Task goal — Will you give every entry again exactly as it stands?

Data provided —
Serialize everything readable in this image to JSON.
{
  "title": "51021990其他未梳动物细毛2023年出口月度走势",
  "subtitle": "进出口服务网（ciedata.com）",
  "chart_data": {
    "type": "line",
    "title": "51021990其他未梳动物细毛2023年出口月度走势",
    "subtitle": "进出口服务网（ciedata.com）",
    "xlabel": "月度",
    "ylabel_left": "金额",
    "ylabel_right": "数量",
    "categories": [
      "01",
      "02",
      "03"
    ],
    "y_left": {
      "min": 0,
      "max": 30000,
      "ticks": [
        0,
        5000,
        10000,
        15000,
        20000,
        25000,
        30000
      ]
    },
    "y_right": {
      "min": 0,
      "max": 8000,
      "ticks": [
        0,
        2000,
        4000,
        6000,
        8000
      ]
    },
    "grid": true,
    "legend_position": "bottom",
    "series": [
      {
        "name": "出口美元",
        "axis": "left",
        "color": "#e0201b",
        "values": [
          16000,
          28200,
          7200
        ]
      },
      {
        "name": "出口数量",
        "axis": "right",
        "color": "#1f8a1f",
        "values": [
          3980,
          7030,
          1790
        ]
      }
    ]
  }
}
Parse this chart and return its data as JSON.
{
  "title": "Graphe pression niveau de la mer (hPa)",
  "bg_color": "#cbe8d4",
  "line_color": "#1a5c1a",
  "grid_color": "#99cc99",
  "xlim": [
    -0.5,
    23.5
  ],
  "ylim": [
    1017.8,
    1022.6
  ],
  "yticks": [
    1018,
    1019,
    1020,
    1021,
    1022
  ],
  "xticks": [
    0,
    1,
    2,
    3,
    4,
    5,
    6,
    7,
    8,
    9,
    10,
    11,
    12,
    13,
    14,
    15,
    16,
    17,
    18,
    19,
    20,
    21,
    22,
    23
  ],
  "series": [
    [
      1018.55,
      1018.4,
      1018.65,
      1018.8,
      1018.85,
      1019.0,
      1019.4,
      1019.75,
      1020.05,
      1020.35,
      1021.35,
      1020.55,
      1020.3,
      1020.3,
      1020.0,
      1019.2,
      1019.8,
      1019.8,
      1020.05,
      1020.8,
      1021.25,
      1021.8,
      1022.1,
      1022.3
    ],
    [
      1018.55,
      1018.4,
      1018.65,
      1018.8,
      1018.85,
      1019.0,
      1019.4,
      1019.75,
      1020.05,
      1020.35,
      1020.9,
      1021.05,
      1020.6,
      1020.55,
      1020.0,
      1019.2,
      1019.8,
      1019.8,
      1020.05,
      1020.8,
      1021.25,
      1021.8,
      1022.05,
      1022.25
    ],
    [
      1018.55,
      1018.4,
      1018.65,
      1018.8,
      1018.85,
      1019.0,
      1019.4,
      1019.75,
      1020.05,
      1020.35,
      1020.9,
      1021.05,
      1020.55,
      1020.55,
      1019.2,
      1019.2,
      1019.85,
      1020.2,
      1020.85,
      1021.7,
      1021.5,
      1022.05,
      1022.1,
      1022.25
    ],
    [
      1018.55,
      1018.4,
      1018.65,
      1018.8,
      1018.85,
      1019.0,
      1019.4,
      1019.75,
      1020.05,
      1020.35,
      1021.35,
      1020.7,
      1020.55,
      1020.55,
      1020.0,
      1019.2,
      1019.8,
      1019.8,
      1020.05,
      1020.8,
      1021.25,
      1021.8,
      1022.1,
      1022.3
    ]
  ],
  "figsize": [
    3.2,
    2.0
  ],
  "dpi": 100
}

Task result —
Serialize everything readable in this image to JSON.
{
  "title": "51021990其他未梳动物细毛2023年出口月度走势",
  "subtitle": "进出口服务网（ciedata.com）",
  "chart_data": {
    "type": "line",
    "title": "51021990其他未梳动物细毛2023年出口月度走势",
    "subtitle": "进出口服务网（ciedata.com）",
    "xlabel": "月度",
    "ylabel_left": "金额",
    "ylabel_right": "数量",
    "categories": [
      "01",
      "02",
      "03"
    ],
    "y_left": {
      "min": 0,
      "max": 30000,
      "ticks": [
        0,
        5000,
        10000,
        15000,
        20000,
        25000,
        30000
      ]
    },
    "y_right": {
      "min": 0,
      "max": 8000,
      "ticks": [
        0,
        2000,
        4000,
        6000,
        8000
      ]
    },
    "grid": true,
    "legend_position": "bottom",
    "series": [
      {
        "name": "出口美元",
        "axis": "left",
        "color": "#e0201b",
        "values": [
          16000,
          28200,
          7200
        ]
      },
      {
        "name": "出口数量",
        "axis": "right",
        "color": "#1f8a1f",
        "values": [
          3980,
          7030,
          1790
        ]
      }
    ]
  }
}
Parse this chart and return its data as JSON.
{
  "title": "Graphe pression niveau de la mer (hPa)",
  "bg_color": "#cbe8d4",
  "line_color": "#1a5c1a",
  "grid_color": "#99cc99",
  "xlim": [
    -0.5,
    23.5
  ],
  "ylim": [
    1017.8,
    1022.6
  ],
  "yticks": [
    1018,
    1019,
    1020,
    1021,
    1022
  ],
  "xticks": [
    0,
    1,
    2,
    3,
    4,
    5,
    6,
    7,
    8,
    9,
    10,
    11,
    12,
    13,
    14,
    15,
    16,
    17,
    18,
    19,
    20,
    21,
    22,
    23
  ],
  "series": [
    [
      1018.55,
      1018.4,
      1018.65,
      1018.8,
      1018.85,
      1019.0,
      1019.4,
      1019.75,
      1020.05,
      1020.35,
      1021.35,
      1020.55,
      1020.3,
      1020.3,
      1020.0,
      1019.2,
      1019.8,
      1019.8,
      1020.05,
      1020.8,
      1021.25,
      1021.8,
      1022.1,
      1022.3
    ],
    [
      1018.55,
      1018.4,
      1018.65,
      1018.8,
      1018.85,
      1019.0,
      1019.4,
      1019.75,
      1020.05,
      1020.35,
      1020.9,
      1021.05,
      1020.6,
      1020.55,
      1020.0,
      1019.2,
      1019.8,
      1019.8,
      1020.05,
      1020.8,
      1021.25,
      1021.8,
      1022.05,
      1022.25
    ],
    [
      1018.55,
      1018.4,
      1018.65,
      1018.8,
      1018.85,
      1019.0,
      1019.4,
      1019.75,
      1020.05,
      1020.35,
      1020.9,
      1021.05,
      1020.55,
      1020.55,
      1019.2,
      1019.2,
      1019.85,
      1020.2,
      1020.85,
      1021.7,
      1021.5,
      1022.05,
      1022.1,
      1022.25
    ],
    [
      1018.55,
      1018.4,
      1018.65,
      1018.8,
      1018.85,
      1019.0,
      1019.4,
      1019.75,
      1020.05,
      1020.35,
      1021.35,
      1020.7,
      1020.55,
      1020.55,
      1020.0,
      1019.2,
      1019.8,
      1019.8,
      1020.05,
      1020.8,
      1021.25,
      1021.8,
      1022.1,
      1022.3
    ]
  ],
  "figsize": [
    3.2,
    2.0
  ],
  "dpi": 100
}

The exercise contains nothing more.